* Given request: The records underneath are to be repeated exactly, with the pictures left out.

* Given information:
*****
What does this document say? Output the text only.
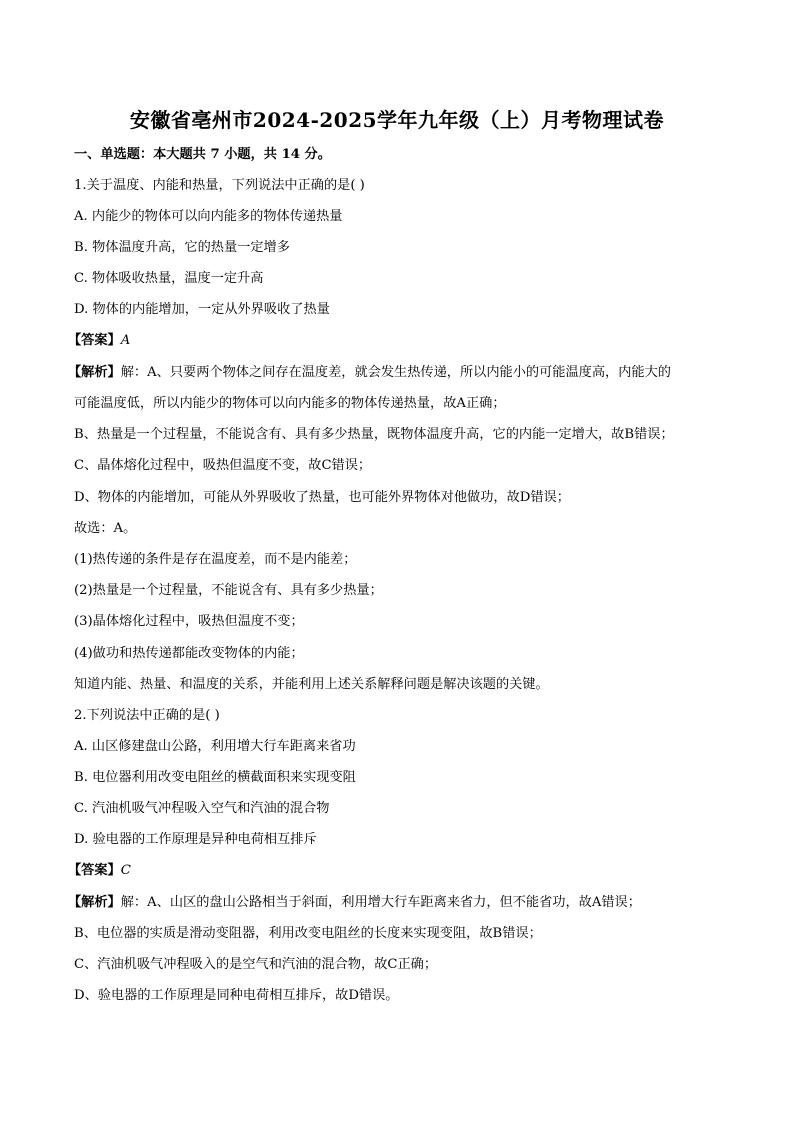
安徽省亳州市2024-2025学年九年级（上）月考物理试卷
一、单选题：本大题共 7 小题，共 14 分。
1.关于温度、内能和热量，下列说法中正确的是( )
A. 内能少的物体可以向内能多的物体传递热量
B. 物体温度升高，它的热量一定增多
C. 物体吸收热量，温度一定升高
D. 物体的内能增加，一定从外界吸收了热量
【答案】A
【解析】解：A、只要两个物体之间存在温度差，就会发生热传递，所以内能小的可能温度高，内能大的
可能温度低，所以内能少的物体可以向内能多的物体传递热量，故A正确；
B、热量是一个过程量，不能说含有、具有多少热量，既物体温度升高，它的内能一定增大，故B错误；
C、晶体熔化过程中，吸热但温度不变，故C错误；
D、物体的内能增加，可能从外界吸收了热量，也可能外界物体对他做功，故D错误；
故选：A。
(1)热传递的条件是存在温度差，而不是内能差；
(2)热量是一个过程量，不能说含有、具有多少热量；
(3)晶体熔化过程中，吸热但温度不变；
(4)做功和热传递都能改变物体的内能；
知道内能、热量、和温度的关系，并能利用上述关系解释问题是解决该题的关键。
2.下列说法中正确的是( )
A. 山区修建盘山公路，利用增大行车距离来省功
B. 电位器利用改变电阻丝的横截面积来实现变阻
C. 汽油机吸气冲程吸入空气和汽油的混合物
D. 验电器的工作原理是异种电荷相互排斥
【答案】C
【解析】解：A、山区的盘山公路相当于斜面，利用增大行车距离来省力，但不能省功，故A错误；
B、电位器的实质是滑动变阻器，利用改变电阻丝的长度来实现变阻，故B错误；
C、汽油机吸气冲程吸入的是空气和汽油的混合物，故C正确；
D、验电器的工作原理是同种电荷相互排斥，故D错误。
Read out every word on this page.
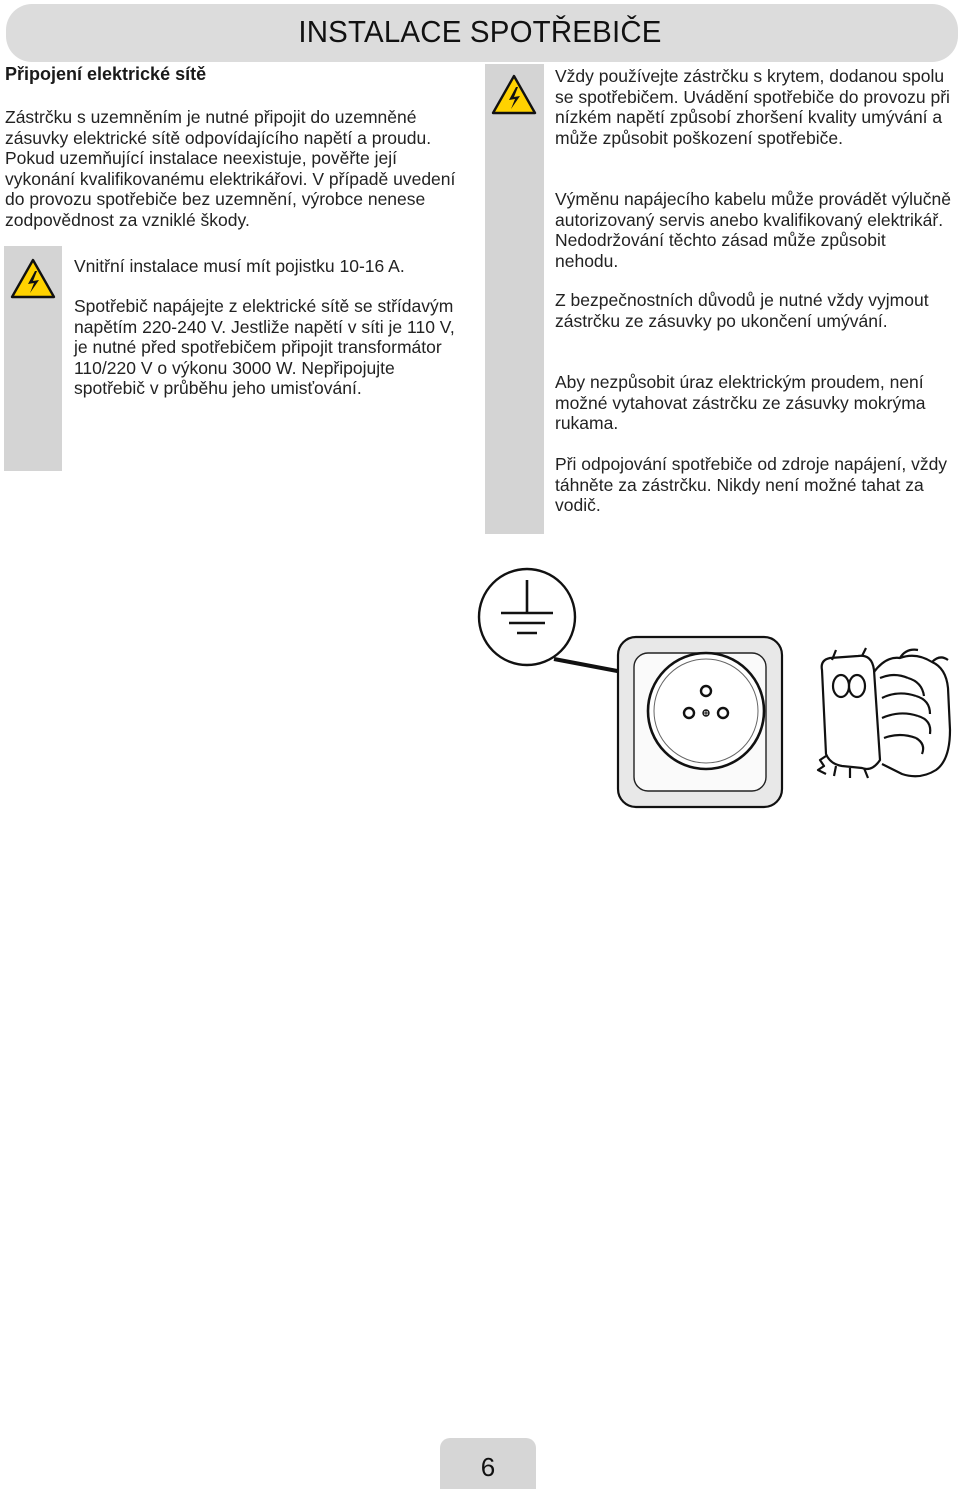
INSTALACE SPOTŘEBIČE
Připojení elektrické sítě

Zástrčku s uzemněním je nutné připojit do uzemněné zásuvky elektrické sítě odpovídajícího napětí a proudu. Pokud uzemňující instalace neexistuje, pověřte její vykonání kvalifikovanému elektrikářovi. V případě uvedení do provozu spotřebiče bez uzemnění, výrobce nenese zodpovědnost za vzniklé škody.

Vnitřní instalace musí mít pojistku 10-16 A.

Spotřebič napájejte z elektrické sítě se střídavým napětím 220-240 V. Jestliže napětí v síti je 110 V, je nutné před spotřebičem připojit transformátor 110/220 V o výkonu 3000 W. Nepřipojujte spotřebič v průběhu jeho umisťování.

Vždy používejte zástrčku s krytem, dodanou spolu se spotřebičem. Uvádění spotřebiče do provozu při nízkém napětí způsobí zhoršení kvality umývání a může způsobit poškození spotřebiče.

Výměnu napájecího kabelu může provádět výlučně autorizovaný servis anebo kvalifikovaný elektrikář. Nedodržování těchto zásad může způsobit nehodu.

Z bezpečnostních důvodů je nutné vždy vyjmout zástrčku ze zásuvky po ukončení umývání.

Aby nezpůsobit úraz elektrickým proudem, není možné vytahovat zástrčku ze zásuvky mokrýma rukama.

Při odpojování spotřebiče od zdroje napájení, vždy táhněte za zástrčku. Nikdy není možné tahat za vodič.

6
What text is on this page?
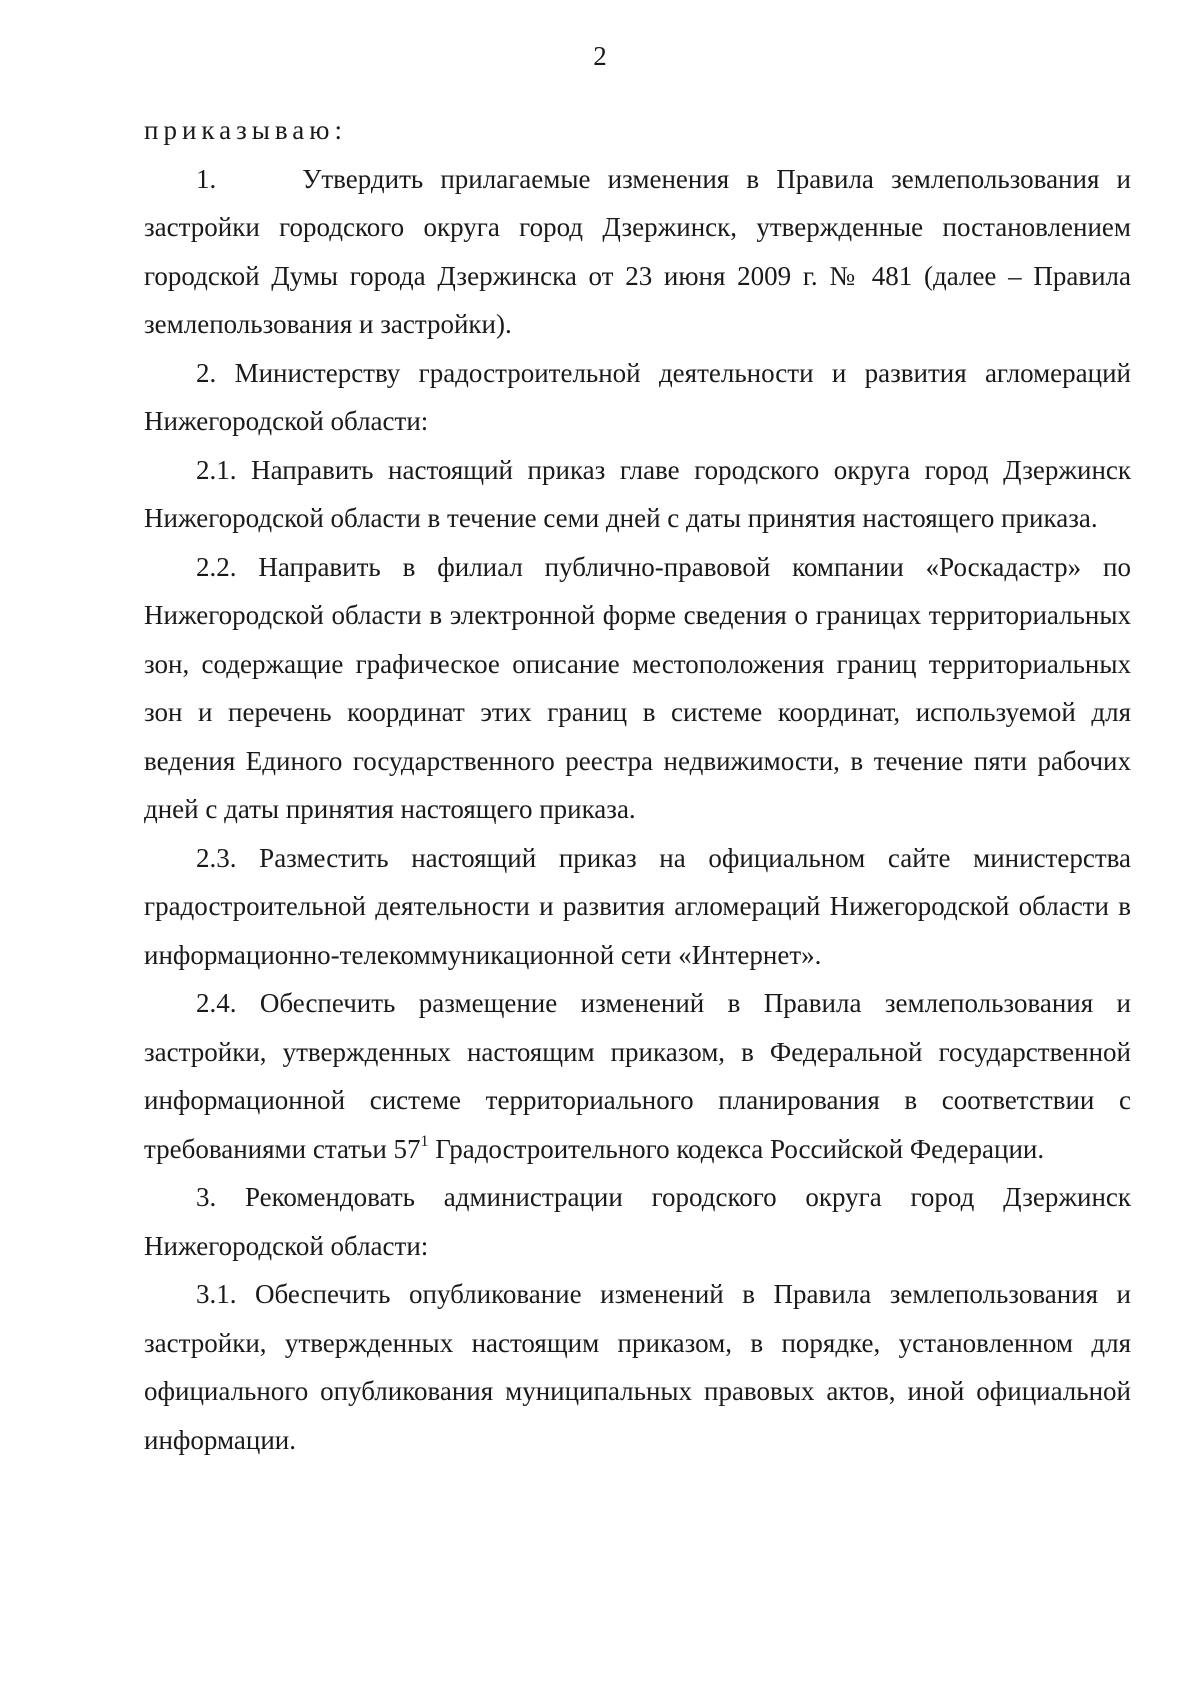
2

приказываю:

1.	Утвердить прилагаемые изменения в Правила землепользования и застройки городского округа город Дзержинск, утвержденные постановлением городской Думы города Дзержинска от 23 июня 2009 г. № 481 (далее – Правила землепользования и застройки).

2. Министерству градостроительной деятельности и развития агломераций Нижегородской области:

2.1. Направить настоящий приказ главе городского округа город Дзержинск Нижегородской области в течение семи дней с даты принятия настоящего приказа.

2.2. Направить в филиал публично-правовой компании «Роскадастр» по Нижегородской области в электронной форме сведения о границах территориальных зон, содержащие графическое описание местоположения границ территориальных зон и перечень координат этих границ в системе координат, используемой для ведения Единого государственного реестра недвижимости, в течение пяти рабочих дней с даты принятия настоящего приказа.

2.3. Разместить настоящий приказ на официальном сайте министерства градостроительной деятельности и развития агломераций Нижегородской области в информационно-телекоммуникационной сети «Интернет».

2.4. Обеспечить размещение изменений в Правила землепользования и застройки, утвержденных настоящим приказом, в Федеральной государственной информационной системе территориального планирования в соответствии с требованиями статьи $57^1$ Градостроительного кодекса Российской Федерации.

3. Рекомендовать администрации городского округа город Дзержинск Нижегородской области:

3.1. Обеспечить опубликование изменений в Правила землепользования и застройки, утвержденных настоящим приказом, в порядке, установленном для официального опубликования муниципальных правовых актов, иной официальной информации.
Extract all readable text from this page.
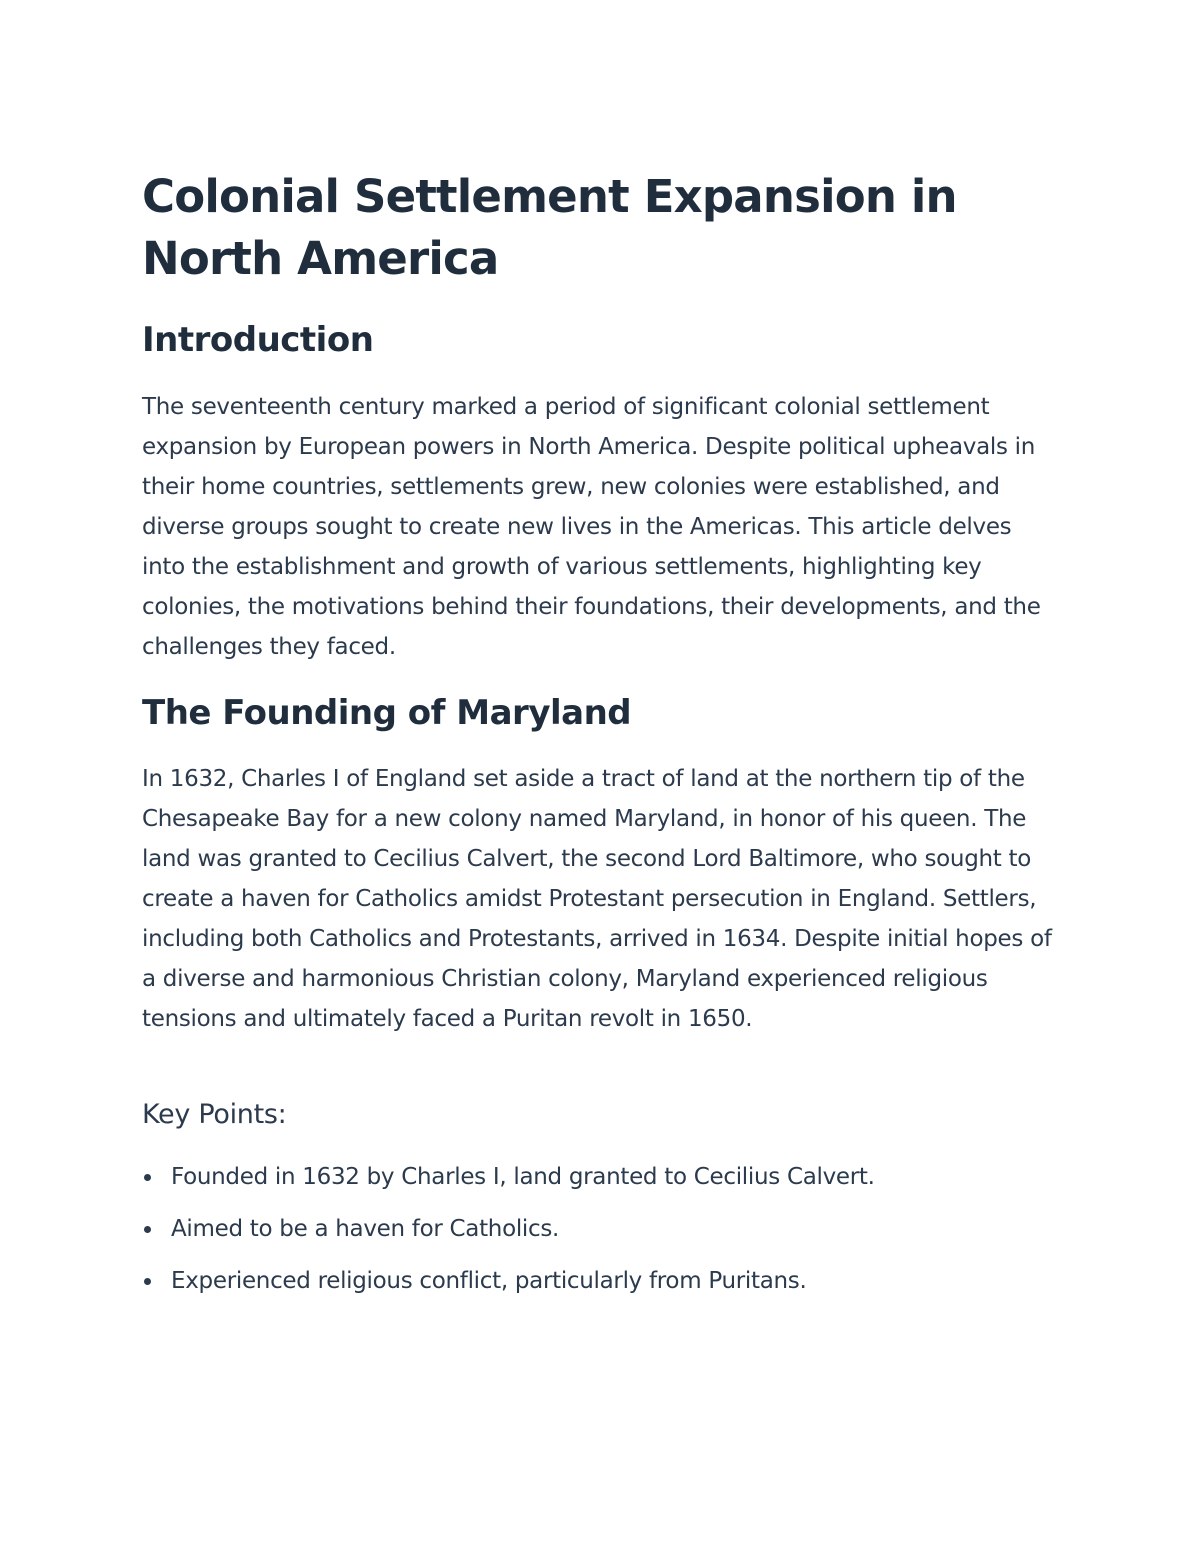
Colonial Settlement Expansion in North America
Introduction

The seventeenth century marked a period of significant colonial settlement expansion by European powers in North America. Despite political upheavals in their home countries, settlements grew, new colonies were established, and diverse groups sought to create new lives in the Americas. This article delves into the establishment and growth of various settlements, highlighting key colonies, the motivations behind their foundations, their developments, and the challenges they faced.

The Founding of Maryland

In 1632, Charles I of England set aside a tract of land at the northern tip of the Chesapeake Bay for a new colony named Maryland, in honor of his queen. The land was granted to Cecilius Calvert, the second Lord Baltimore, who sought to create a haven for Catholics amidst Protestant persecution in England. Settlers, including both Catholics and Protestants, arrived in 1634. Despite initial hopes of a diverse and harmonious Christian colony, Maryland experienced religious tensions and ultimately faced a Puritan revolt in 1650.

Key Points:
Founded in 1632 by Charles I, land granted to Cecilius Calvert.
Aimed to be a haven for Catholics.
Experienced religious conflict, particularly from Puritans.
*****
* Written response:
What does this document say? Output the text only.
安徽省亳州市2024-2025学年九年级（上）月考物理试卷
一、单选题：本大题共 7 小题，共 14 分。
1.关于温度、内能和热量，下列说法中正确的是( )
A. 内能少的物体可以向内能多的物体传递热量
B. 物体温度升高，它的热量一定增多
C. 物体吸收热量，温度一定升高
D. 物体的内能增加，一定从外界吸收了热量
【答案】A
【解析】解：A、只要两个物体之间存在温度差，就会发生热传递，所以内能小的可能温度高，内能大的
可能温度低，所以内能少的物体可以向内能多的物体传递热量，故A正确；
B、热量是一个过程量，不能说含有、具有多少热量，既物体温度升高，它的内能一定增大，故B错误；
C、晶体熔化过程中，吸热但温度不变，故C错误；
D、物体的内能增加，可能从外界吸收了热量，也可能外界物体对他做功，故D错误；
故选：A。
(1)热传递的条件是存在温度差，而不是内能差；
(2)热量是一个过程量，不能说含有、具有多少热量；
(3)晶体熔化过程中，吸热但温度不变；
(4)做功和热传递都能改变物体的内能；
知道内能、热量、和温度的关系，并能利用上述关系解释问题是解决该题的关键。
2.下列说法中正确的是( )
A. 山区修建盘山公路，利用增大行车距离来省功
B. 电位器利用改变电阻丝的横截面积来实现变阻
C. 汽油机吸气冲程吸入空气和汽油的混合物
D. 验电器的工作原理是异种电荷相互排斥
【答案】C
【解析】解：A、山区的盘山公路相当于斜面，利用增大行车距离来省力，但不能省功，故A错误；
B、电位器的实质是滑动变阻器，利用改变电阻丝的长度来实现变阻，故B错误；
C、汽油机吸气冲程吸入的是空气和汽油的混合物，故C正确；
D、验电器的工作原理是同种电荷相互排斥，故D错误。
Read out every word on this page.
INSTALACE SPOTŘEBIČE
Připojení elektrické sítě

Zástrčku s uzemněním je nutné připojit do uzemněné zásuvky elektrické sítě odpovídajícího napětí a proudu. Pokud uzemňující instalace neexistuje, pověřte její vykonání kvalifikovanému elektrikářovi. V případě uvedení do provozu spotřebiče bez uzemnění, výrobce nenese zodpovědnost za vzniklé škody.

Vnitřní instalace musí mít pojistku 10-16 A.

Spotřebič napájejte z elektrické sítě se střídavým napětím 220-240 V. Jestliže napětí v síti je 110 V, je nutné před spotřebičem připojit transformátor 110/220 V o výkonu 3000 W. Nepřipojujte spotřebič v průběhu jeho umisťování.

Vždy používejte zástrčku s krytem, dodanou spolu se spotřebičem. Uvádění spotřebiče do provozu při nízkém napětí způsobí zhoršení kvality umývání a může způsobit poškození spotřebiče.

Výměnu napájecího kabelu může provádět výlučně autorizovaný servis anebo kvalifikovaný elektrikář. Nedodržování těchto zásad může způsobit nehodu.

Z bezpečnostních důvodů je nutné vždy vyjmout zástrčku ze zásuvky po ukončení umývání.

Aby nezpůsobit úraz elektrickým proudem, není možné vytahovat zástrčku ze zásuvky mokrýma rukama.

Při odpojování spotřebiče od zdroje napájení, vždy táhněte za zástrčku. Nikdy není možné tahat za vodič.

6
What text is on this page?
2

приказываю:

1.	Утвердить прилагаемые изменения в Правила землепользования и застройки городского округа город Дзержинск, утвержденные постановлением городской Думы города Дзержинска от 23 июня 2009 г. № 481 (далее – Правила землепользования и застройки).

2. Министерству градостроительной деятельности и развития агломераций Нижегородской области:

2.1. Направить настоящий приказ главе городского округа город Дзержинск Нижегородской области в течение семи дней с даты принятия настоящего приказа.

2.2. Направить в филиал публично-правовой компании «Роскадастр» по Нижегородской области в электронной форме сведения о границах территориальных зон, содержащие графическое описание местоположения границ территориальных зон и перечень координат этих границ в системе координат, используемой для ведения Единого государственного реестра недвижимости, в течение пяти рабочих дней с даты принятия настоящего приказа.

2.3. Разместить настоящий приказ на официальном сайте министерства градостроительной деятельности и развития агломераций Нижегородской области в информационно-телекоммуникационной сети «Интернет».

2.4. Обеспечить размещение изменений в Правила землепользования и застройки, утвержденных настоящим приказом, в Федеральной государственной информационной системе территориального планирования в соответствии с требованиями статьи $57^1$ Градостроительного кодекса Российской Федерации.

3. Рекомендовать администрации городского округа город Дзержинск Нижегородской области:

3.1. Обеспечить опубликование изменений в Правила землепользования и застройки, утвержденных настоящим приказом, в порядке, установленном для официального опубликования муниципальных правовых актов, иной официальной информации.
Extract all readable text from this page.
Colonial Settlement Expansion in North America
Introduction

The seventeenth century marked a period of significant colonial settlement expansion by European powers in North America. Despite political upheavals in their home countries, settlements grew, new colonies were established, and diverse groups sought to create new lives in the Americas. This article delves into the establishment and growth of various settlements, highlighting key colonies, the motivations behind their foundations, their developments, and the challenges they faced.

The Founding of Maryland

In 1632, Charles I of England set aside a tract of land at the northern tip of the Chesapeake Bay for a new colony named Maryland, in honor of his queen. The land was granted to Cecilius Calvert, the second Lord Baltimore, who sought to create a haven for Catholics amidst Protestant persecution in England. Settlers, including both Catholics and Protestants, arrived in 1634. Despite initial hopes of a diverse and harmonious Christian colony, Maryland experienced religious tensions and ultimately faced a Puritan revolt in 1650.

Key Points:
Founded in 1632 by Charles I, land granted to Cecilius Calvert.
Aimed to be a haven for Catholics.
Experienced religious conflict, particularly from Puritans.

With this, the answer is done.